▸ **Description of the task**: Set down every record once more, exactly as given.

· · · · ·

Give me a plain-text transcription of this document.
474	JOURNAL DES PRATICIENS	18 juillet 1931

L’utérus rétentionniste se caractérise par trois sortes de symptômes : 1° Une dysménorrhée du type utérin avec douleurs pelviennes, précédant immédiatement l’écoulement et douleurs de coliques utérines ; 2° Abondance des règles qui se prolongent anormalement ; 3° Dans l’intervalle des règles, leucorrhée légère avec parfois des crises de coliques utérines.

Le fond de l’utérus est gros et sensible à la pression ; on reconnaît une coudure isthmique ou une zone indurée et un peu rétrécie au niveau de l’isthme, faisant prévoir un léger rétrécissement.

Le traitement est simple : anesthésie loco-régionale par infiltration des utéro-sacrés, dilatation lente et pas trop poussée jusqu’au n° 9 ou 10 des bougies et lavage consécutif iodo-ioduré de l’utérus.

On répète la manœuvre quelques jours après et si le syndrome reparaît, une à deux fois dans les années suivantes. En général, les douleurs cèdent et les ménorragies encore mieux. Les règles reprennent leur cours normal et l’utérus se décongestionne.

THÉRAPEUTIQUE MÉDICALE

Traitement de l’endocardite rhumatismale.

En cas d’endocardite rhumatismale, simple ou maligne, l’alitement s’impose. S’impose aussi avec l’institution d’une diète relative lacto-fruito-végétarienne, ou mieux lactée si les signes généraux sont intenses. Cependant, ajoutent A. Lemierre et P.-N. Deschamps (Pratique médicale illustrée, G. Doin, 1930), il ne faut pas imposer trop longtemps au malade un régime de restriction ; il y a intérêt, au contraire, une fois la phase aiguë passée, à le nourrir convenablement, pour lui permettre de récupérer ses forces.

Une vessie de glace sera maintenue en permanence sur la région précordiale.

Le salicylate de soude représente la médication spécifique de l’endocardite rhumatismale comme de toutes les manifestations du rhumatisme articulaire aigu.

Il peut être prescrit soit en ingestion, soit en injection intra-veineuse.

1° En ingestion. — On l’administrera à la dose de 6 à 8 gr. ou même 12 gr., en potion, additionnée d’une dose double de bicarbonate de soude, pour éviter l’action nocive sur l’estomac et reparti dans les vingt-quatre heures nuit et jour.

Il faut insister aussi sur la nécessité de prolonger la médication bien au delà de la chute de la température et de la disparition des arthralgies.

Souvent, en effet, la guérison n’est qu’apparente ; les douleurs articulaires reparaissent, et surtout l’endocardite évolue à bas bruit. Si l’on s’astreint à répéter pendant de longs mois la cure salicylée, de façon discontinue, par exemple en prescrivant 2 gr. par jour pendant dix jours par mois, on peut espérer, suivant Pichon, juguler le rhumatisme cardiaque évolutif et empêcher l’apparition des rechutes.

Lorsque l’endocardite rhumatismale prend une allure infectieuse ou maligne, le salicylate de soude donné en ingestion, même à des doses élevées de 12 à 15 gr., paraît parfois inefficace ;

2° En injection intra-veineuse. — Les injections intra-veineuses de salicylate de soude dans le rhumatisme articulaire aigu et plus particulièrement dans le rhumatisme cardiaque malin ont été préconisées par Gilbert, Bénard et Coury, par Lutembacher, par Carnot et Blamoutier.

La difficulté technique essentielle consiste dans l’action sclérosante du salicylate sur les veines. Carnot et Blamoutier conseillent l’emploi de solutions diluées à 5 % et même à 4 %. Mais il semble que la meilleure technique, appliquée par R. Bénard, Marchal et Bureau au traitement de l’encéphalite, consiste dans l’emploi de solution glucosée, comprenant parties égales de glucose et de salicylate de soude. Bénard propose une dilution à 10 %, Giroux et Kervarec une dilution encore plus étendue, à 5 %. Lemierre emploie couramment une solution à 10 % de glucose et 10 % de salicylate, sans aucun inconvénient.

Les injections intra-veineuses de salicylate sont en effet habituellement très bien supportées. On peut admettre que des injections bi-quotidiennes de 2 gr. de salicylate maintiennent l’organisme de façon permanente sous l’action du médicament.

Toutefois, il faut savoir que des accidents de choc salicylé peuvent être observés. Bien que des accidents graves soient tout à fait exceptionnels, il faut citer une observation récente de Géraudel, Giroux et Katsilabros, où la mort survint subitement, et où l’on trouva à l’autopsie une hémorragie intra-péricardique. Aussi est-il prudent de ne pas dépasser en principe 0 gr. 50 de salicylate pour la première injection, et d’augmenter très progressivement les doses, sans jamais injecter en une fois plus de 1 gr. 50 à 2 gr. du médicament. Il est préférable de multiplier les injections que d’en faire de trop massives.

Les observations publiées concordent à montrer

· · · · ·

▸ **Task output**:
Give me a plain-text transcription of this document.
474	JOURNAL DES PRATICIENS	18 juillet 1931

L’utérus rétentionniste se caractérise par trois sortes de symptômes : 1° Une dysménorrhée du type utérin avec douleurs pelviennes, précédant immédiatement l’écoulement et douleurs de coliques utérines ; 2° Abondance des règles qui se prolongent anormalement ; 3° Dans l’intervalle des règles, leucorrhée légère avec parfois des crises de coliques utérines.

Le fond de l’utérus est gros et sensible à la pression ; on reconnaît une coudure isthmique ou une zone indurée et un peu rétrécie au niveau de l’isthme, faisant prévoir un léger rétrécissement.

Le traitement est simple : anesthésie loco-régionale par infiltration des utéro-sacrés, dilatation lente et pas trop poussée jusqu’au n° 9 ou 10 des bougies et lavage consécutif iodo-ioduré de l’utérus.

On répète la manœuvre quelques jours après et si le syndrome reparaît, une à deux fois dans les années suivantes. En général, les douleurs cèdent et les ménorragies encore mieux. Les règles reprennent leur cours normal et l’utérus se décongestionne.

THÉRAPEUTIQUE MÉDICALE

Traitement de l’endocardite rhumatismale.

En cas d’endocardite rhumatismale, simple ou maligne, l’alitement s’impose. S’impose aussi avec l’institution d’une diète relative lacto-fruito-végétarienne, ou mieux lactée si les signes généraux sont intenses. Cependant, ajoutent A. Lemierre et P.-N. Deschamps (Pratique médicale illustrée, G. Doin, 1930), il ne faut pas imposer trop longtemps au malade un régime de restriction ; il y a intérêt, au contraire, une fois la phase aiguë passée, à le nourrir convenablement, pour lui permettre de récupérer ses forces.

Une vessie de glace sera maintenue en permanence sur la région précordiale.

Le salicylate de soude représente la médication spécifique de l’endocardite rhumatismale comme de toutes les manifestations du rhumatisme articulaire aigu.

Il peut être prescrit soit en ingestion, soit en injection intra-veineuse.

1° En ingestion. — On l’administrera à la dose de 6 à 8 gr. ou même 12 gr., en potion, additionnée d’une dose double de bicarbonate de soude, pour éviter l’action nocive sur l’estomac et reparti dans les vingt-quatre heures nuit et jour.

Il faut insister aussi sur la nécessité de prolonger la médication bien au delà de la chute de la température et de la disparition des arthralgies.

Souvent, en effet, la guérison n’est qu’apparente ; les douleurs articulaires reparaissent, et surtout l’endocardite évolue à bas bruit. Si l’on s’astreint à répéter pendant de longs mois la cure salicylée, de façon discontinue, par exemple en prescrivant 2 gr. par jour pendant dix jours par mois, on peut espérer, suivant Pichon, juguler le rhumatisme cardiaque évolutif et empêcher l’apparition des rechutes.

Lorsque l’endocardite rhumatismale prend une allure infectieuse ou maligne, le salicylate de soude donné en ingestion, même à des doses élevées de 12 à 15 gr., paraît parfois inefficace ;

2° En injection intra-veineuse. — Les injections intra-veineuses de salicylate de soude dans le rhumatisme articulaire aigu et plus particulièrement dans le rhumatisme cardiaque malin ont été préconisées par Gilbert, Bénard et Coury, par Lutembacher, par Carnot et Blamoutier.

La difficulté technique essentielle consiste dans l’action sclérosante du salicylate sur les veines. Carnot et Blamoutier conseillent l’emploi de solutions diluées à 5 % et même à 4 %. Mais il semble que la meilleure technique, appliquée par R. Bénard, Marchal et Bureau au traitement de l’encéphalite, consiste dans l’emploi de solution glucosée, comprenant parties égales de glucose et de salicylate de soude. Bénard propose une dilution à 10 %, Giroux et Kervarec une dilution encore plus étendue, à 5 %. Lemierre emploie couramment une solution à 10 % de glucose et 10 % de salicylate, sans aucun inconvénient.

Les injections intra-veineuses de salicylate sont en effet habituellement très bien supportées. On peut admettre que des injections bi-quotidiennes de 2 gr. de salicylate maintiennent l’organisme de façon permanente sous l’action du médicament.

Toutefois, il faut savoir que des accidents de choc salicylé peuvent être observés. Bien que des accidents graves soient tout à fait exceptionnels, il faut citer une observation récente de Géraudel, Giroux et Katsilabros, où la mort survint subitement, et où l’on trouva à l’autopsie une hémorragie intra-péricardique. Aussi est-il prudent de ne pas dépasser en principe 0 gr. 50 de salicylate pour la première injection, et d’augmenter très progressivement les doses, sans jamais injecter en une fois plus de 1 gr. 50 à 2 gr. du médicament. Il est préférable de multiplier les injections que d’en faire de trop massives.

Les observations publiées concordent à montrer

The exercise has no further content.